-------- RAW RECORDS --------

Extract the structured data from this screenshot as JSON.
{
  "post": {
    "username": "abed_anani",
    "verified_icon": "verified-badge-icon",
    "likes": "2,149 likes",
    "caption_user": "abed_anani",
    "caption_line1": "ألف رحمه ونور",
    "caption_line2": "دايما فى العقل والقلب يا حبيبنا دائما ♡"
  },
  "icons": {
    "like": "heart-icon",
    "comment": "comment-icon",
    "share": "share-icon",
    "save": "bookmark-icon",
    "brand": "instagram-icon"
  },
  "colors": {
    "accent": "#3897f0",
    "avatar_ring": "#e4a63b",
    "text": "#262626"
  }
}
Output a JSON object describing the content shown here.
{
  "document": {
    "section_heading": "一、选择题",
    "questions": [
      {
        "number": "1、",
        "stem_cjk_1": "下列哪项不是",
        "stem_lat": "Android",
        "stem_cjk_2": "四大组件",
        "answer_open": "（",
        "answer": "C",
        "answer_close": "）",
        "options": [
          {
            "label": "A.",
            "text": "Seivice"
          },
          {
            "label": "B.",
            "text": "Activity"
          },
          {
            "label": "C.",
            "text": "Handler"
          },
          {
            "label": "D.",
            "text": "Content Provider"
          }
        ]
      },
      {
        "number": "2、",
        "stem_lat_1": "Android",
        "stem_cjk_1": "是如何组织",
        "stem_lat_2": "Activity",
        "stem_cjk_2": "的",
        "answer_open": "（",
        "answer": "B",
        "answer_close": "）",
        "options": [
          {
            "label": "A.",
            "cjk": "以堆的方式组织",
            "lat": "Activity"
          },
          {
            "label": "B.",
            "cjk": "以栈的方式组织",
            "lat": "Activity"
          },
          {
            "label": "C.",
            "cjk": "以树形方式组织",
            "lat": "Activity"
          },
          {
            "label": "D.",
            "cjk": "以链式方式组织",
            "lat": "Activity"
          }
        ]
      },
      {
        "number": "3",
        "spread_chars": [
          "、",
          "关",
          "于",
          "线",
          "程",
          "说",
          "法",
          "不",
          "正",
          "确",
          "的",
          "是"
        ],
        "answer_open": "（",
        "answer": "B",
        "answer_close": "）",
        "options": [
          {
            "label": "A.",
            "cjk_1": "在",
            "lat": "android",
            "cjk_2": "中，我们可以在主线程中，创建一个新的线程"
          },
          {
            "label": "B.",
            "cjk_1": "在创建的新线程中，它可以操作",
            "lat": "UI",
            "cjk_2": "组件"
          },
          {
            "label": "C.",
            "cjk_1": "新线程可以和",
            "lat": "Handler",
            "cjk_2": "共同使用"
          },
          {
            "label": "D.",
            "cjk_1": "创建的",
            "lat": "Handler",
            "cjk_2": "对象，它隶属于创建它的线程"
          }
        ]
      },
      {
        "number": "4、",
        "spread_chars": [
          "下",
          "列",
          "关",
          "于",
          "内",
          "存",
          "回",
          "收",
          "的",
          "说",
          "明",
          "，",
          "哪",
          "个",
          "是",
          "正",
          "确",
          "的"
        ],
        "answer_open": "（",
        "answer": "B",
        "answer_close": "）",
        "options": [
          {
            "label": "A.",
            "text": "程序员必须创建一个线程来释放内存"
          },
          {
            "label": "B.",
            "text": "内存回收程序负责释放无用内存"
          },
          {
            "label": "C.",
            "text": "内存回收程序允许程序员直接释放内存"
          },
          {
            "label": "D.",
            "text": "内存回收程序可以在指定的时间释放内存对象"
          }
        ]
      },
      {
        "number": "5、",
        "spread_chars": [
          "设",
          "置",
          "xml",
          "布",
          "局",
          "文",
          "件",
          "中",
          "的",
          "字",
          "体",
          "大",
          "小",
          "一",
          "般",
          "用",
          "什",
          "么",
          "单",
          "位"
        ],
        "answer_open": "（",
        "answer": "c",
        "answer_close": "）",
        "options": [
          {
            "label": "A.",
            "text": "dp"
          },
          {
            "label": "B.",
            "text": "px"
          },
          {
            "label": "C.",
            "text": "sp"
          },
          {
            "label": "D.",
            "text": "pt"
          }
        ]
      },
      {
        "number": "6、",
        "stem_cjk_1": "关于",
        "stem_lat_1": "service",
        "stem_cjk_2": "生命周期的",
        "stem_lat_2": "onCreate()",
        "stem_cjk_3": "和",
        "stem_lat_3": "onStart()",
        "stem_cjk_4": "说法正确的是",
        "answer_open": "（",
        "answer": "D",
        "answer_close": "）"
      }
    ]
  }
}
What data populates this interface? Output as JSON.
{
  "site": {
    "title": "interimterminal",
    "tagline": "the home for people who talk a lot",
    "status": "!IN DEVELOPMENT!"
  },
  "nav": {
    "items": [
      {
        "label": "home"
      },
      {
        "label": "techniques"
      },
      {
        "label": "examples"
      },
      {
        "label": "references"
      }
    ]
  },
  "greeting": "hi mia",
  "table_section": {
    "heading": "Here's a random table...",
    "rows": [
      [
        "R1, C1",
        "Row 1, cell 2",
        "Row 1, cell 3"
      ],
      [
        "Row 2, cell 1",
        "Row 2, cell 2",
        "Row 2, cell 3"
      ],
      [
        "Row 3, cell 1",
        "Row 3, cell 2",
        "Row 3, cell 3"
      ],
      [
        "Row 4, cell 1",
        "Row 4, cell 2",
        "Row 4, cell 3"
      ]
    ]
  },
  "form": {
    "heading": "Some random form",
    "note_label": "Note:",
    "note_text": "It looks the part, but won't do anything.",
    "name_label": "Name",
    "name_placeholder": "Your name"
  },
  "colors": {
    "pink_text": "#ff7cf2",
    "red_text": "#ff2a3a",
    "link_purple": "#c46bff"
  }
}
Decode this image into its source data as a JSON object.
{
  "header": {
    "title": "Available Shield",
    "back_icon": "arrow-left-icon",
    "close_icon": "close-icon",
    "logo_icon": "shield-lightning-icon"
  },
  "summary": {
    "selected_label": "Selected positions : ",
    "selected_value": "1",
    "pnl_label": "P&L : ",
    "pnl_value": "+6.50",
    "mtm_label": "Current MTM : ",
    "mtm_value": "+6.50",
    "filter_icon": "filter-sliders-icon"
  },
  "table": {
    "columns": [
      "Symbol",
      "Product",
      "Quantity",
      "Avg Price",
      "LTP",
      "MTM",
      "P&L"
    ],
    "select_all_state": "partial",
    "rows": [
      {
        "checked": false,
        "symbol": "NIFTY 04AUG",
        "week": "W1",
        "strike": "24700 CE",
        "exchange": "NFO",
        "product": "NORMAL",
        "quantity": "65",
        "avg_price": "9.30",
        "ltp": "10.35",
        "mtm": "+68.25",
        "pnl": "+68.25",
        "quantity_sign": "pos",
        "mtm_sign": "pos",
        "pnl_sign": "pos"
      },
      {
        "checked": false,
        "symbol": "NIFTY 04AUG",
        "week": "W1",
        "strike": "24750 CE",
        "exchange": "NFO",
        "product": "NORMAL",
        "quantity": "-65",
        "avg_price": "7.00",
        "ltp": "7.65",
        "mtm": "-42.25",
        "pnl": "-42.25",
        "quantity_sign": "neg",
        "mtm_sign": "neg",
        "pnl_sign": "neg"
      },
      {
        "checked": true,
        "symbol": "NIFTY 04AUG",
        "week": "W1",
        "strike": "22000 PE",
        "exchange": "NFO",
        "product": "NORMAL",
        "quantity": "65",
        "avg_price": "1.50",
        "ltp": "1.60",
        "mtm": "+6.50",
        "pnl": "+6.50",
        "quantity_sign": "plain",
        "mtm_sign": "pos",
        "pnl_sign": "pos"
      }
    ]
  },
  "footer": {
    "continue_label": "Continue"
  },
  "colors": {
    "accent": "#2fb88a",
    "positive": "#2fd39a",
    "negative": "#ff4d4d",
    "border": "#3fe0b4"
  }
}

--------

WHAT IS NEEDED
Restate the whole listing exactly, leaving out nothing.

REPLY TO THE EXERCISE
Extract the structured data from this screenshot as JSON.
{
  "post": {
    "username": "abed_anani",
    "verified_icon": "verified-badge-icon",
    "likes": "2,149 likes",
    "caption_user": "abed_anani",
    "caption_line1": "ألف رحمه ونور",
    "caption_line2": "دايما فى العقل والقلب يا حبيبنا دائما ♡"
  },
  "icons": {
    "like": "heart-icon",
    "comment": "comment-icon",
    "share": "share-icon",
    "save": "bookmark-icon",
    "brand": "instagram-icon"
  },
  "colors": {
    "accent": "#3897f0",
    "avatar_ring": "#e4a63b",
    "text": "#262626"
  }
}
Output a JSON object describing the content shown here.
{
  "document": {
    "section_heading": "一、选择题",
    "questions": [
      {
        "number": "1、",
        "stem_cjk_1": "下列哪项不是",
        "stem_lat": "Android",
        "stem_cjk_2": "四大组件",
        "answer_open": "（",
        "answer": "C",
        "answer_close": "）",
        "options": [
          {
            "label": "A.",
            "text": "Seivice"
          },
          {
            "label": "B.",
            "text": "Activity"
          },
          {
            "label": "C.",
            "text": "Handler"
          },
          {
            "label": "D.",
            "text": "Content Provider"
          }
        ]
      },
      {
        "number": "2、",
        "stem_lat_1": "Android",
        "stem_cjk_1": "是如何组织",
        "stem_lat_2": "Activity",
        "stem_cjk_2": "的",
        "answer_open": "（",
        "answer": "B",
        "answer_close": "）",
        "options": [
          {
            "label": "A.",
            "cjk": "以堆的方式组织",
            "lat": "Activity"
          },
          {
            "label": "B.",
            "cjk": "以栈的方式组织",
            "lat": "Activity"
          },
          {
            "label": "C.",
            "cjk": "以树形方式组织",
            "lat": "Activity"
          },
          {
            "label": "D.",
            "cjk": "以链式方式组织",
            "lat": "Activity"
          }
        ]
      },
      {
        "number": "3",
        "spread_chars": [
          "、",
          "关",
          "于",
          "线",
          "程",
          "说",
          "法",
          "不",
          "正",
          "确",
          "的",
          "是"
        ],
        "answer_open": "（",
        "answer": "B",
        "answer_close": "）",
        "options": [
          {
            "label": "A.",
            "cjk_1": "在",
            "lat": "android",
            "cjk_2": "中，我们可以在主线程中，创建一个新的线程"
          },
          {
            "label": "B.",
            "cjk_1": "在创建的新线程中，它可以操作",
            "lat": "UI",
            "cjk_2": "组件"
          },
          {
            "label": "C.",
            "cjk_1": "新线程可以和",
            "lat": "Handler",
            "cjk_2": "共同使用"
          },
          {
            "label": "D.",
            "cjk_1": "创建的",
            "lat": "Handler",
            "cjk_2": "对象，它隶属于创建它的线程"
          }
        ]
      },
      {
        "number": "4、",
        "spread_chars": [
          "下",
          "列",
          "关",
          "于",
          "内",
          "存",
          "回",
          "收",
          "的",
          "说",
          "明",
          "，",
          "哪",
          "个",
          "是",
          "正",
          "确",
          "的"
        ],
        "answer_open": "（",
        "answer": "B",
        "answer_close": "）",
        "options": [
          {
            "label": "A.",
            "text": "程序员必须创建一个线程来释放内存"
          },
          {
            "label": "B.",
            "text": "内存回收程序负责释放无用内存"
          },
          {
            "label": "C.",
            "text": "内存回收程序允许程序员直接释放内存"
          },
          {
            "label": "D.",
            "text": "内存回收程序可以在指定的时间释放内存对象"
          }
        ]
      },
      {
        "number": "5、",
        "spread_chars": [
          "设",
          "置",
          "xml",
          "布",
          "局",
          "文",
          "件",
          "中",
          "的",
          "字",
          "体",
          "大",
          "小",
          "一",
          "般",
          "用",
          "什",
          "么",
          "单",
          "位"
        ],
        "answer_open": "（",
        "answer": "c",
        "answer_close": "）",
        "options": [
          {
            "label": "A.",
            "text": "dp"
          },
          {
            "label": "B.",
            "text": "px"
          },
          {
            "label": "C.",
            "text": "sp"
          },
          {
            "label": "D.",
            "text": "pt"
          }
        ]
      },
      {
        "number": "6、",
        "stem_cjk_1": "关于",
        "stem_lat_1": "service",
        "stem_cjk_2": "生命周期的",
        "stem_lat_2": "onCreate()",
        "stem_cjk_3": "和",
        "stem_lat_3": "onStart()",
        "stem_cjk_4": "说法正确的是",
        "answer_open": "（",
        "answer": "D",
        "answer_close": "）"
      }
    ]
  }
}
What data populates this interface? Output as JSON.
{
  "site": {
    "title": "interimterminal",
    "tagline": "the home for people who talk a lot",
    "status": "!IN DEVELOPMENT!"
  },
  "nav": {
    "items": [
      {
        "label": "home"
      },
      {
        "label": "techniques"
      },
      {
        "label": "examples"
      },
      {
        "label": "references"
      }
    ]
  },
  "greeting": "hi mia",
  "table_section": {
    "heading": "Here's a random table...",
    "rows": [
      [
        "R1, C1",
        "Row 1, cell 2",
        "Row 1, cell 3"
      ],
      [
        "Row 2, cell 1",
        "Row 2, cell 2",
        "Row 2, cell 3"
      ],
      [
        "Row 3, cell 1",
        "Row 3, cell 2",
        "Row 3, cell 3"
      ],
      [
        "Row 4, cell 1",
        "Row 4, cell 2",
        "Row 4, cell 3"
      ]
    ]
  },
  "form": {
    "heading": "Some random form",
    "note_label": "Note:",
    "note_text": "It looks the part, but won't do anything.",
    "name_label": "Name",
    "name_placeholder": "Your name"
  },
  "colors": {
    "pink_text": "#ff7cf2",
    "red_text": "#ff2a3a",
    "link_purple": "#c46bff"
  }
}
Decode this image into its source data as a JSON object.
{
  "header": {
    "title": "Available Shield",
    "back_icon": "arrow-left-icon",
    "close_icon": "close-icon",
    "logo_icon": "shield-lightning-icon"
  },
  "summary": {
    "selected_label": "Selected positions : ",
    "selected_value": "1",
    "pnl_label": "P&L : ",
    "pnl_value": "+6.50",
    "mtm_label": "Current MTM : ",
    "mtm_value": "+6.50",
    "filter_icon": "filter-sliders-icon"
  },
  "table": {
    "columns": [
      "Symbol",
      "Product",
      "Quantity",
      "Avg Price",
      "LTP",
      "MTM",
      "P&L"
    ],
    "select_all_state": "partial",
    "rows": [
      {
        "checked": false,
        "symbol": "NIFTY 04AUG",
        "week": "W1",
        "strike": "24700 CE",
        "exchange": "NFO",
        "product": "NORMAL",
        "quantity": "65",
        "avg_price": "9.30",
        "ltp": "10.35",
        "mtm": "+68.25",
        "pnl": "+68.25",
        "quantity_sign": "pos",
        "mtm_sign": "pos",
        "pnl_sign": "pos"
      },
      {
        "checked": false,
        "symbol": "NIFTY 04AUG",
        "week": "W1",
        "strike": "24750 CE",
        "exchange": "NFO",
        "product": "NORMAL",
        "quantity": "-65",
        "avg_price": "7.00",
        "ltp": "7.65",
        "mtm": "-42.25",
        "pnl": "-42.25",
        "quantity_sign": "neg",
        "mtm_sign": "neg",
        "pnl_sign": "neg"
      },
      {
        "checked": true,
        "symbol": "NIFTY 04AUG",
        "week": "W1",
        "strike": "22000 PE",
        "exchange": "NFO",
        "product": "NORMAL",
        "quantity": "65",
        "avg_price": "1.50",
        "ltp": "1.60",
        "mtm": "+6.50",
        "pnl": "+6.50",
        "quantity_sign": "plain",
        "mtm_sign": "pos",
        "pnl_sign": "pos"
      }
    ]
  },
  "footer": {
    "continue_label": "Continue"
  },
  "colors": {
    "accent": "#2fb88a",
    "positive": "#2fd39a",
    "negative": "#ff4d4d",
    "border": "#3fe0b4"
  }
}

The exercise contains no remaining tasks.